> **Given task**
Repeat the data word for word. Do not include the pictures.

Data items
========================================================================

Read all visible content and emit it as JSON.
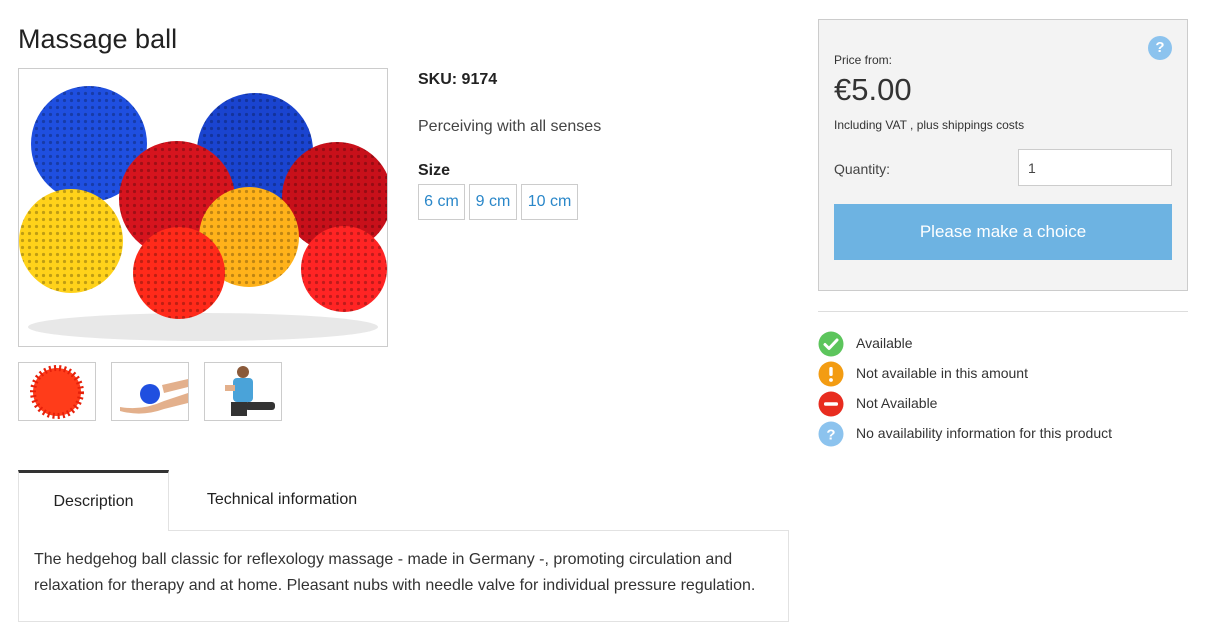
{
  "product": {
    "title": "Massage ball",
    "sku": "SKU: 9174",
    "tagline": "Perceiving with all senses",
    "size_label": "Size",
    "sizes": [
      "6 cm",
      "9 cm",
      "10 cm"
    ]
  },
  "tabs": {
    "description": "Description",
    "technical": "Technical information"
  },
  "description": {
    "text": "The hedgehog ball classic for reflexology massage - made in Germany -, promoting circulation and relaxation for therapy and at home. Pleasant nubs with needle valve for individual pressure regulation."
  },
  "buy_box": {
    "help_label": "?",
    "price_from_label": "Price from:",
    "price": "€5.00",
    "vat_note": "Including VAT , plus shippings costs",
    "quantity_label": "Quantity:",
    "quantity_value": "1",
    "choice_button": "Please make a choice"
  },
  "availability_legend": [
    {
      "label": "Available",
      "icon": "check-icon",
      "color": "#5cc55c"
    },
    {
      "label": "Not available in this amount",
      "icon": "exclamation-icon",
      "color": "#f39c12"
    },
    {
      "label": "Not Available",
      "icon": "minus-icon",
      "color": "#e82c1f"
    },
    {
      "label": "No availability information for this product",
      "icon": "question-icon",
      "color": "#8cc3ee"
    }
  ],
  "colors": {
    "accent": "#6db3e2",
    "link": "#2a87c9",
    "help": "#8cc3ee"
  }
}
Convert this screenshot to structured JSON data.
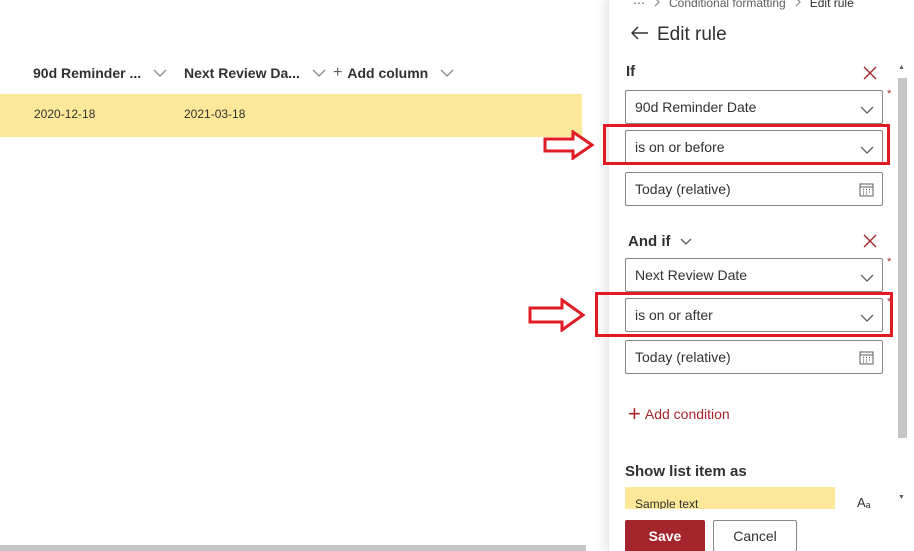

========================================================================

> **Answer in full**
Read all visible content and emit it as JSON.
{
  "product": {
    "title": "Massage ball",
    "sku": "SKU: 9174",
    "tagline": "Perceiving with all senses",
    "size_label": "Size",
    "sizes": [
      "6 cm",
      "9 cm",
      "10 cm"
    ]
  },
  "tabs": {
    "description": "Description",
    "technical": "Technical information"
  },
  "description": {
    "text": "The hedgehog ball classic for reflexology massage - made in Germany -, promoting circulation and relaxation for therapy and at home. Pleasant nubs with needle valve for individual pressure regulation."
  },
  "buy_box": {
    "help_label": "?",
    "price_from_label": "Price from:",
    "price": "€5.00",
    "vat_note": "Including VAT , plus shippings costs",
    "quantity_label": "Quantity:",
    "quantity_value": "1",
    "choice_button": "Please make a choice"
  },
  "availability_legend": [
    {
      "label": "Available",
      "icon": "check-icon",
      "color": "#5cc55c"
    },
    {
      "label": "Not available in this amount",
      "icon": "exclamation-icon",
      "color": "#f39c12"
    },
    {
      "label": "Not Available",
      "icon": "minus-icon",
      "color": "#e82c1f"
    },
    {
      "label": "No availability information for this product",
      "icon": "question-icon",
      "color": "#8cc3ee"
    }
  ],
  "colors": {
    "accent": "#6db3e2",
    "link": "#2a87c9",
    "help": "#8cc3ee"
  }
}
Convert this screenshot to structured JSON data.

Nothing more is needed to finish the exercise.